WHAT YOU ARE ASKED TO DO | Find the string "Nama" in the entries and copy each line that has it.

PROVIDED RECORDS |
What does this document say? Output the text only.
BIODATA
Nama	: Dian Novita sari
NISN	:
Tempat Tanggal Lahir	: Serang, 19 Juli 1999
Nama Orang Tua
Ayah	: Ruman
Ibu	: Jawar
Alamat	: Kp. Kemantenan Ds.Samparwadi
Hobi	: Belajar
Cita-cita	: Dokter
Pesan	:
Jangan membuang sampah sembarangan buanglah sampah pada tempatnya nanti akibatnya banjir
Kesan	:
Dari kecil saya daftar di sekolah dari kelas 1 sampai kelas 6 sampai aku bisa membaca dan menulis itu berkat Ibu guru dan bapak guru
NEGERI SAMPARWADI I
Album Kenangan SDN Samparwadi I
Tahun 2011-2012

ANSWER TO THE EXERCISE |
Nama	: Dian Novita sari
Nama Orang Tua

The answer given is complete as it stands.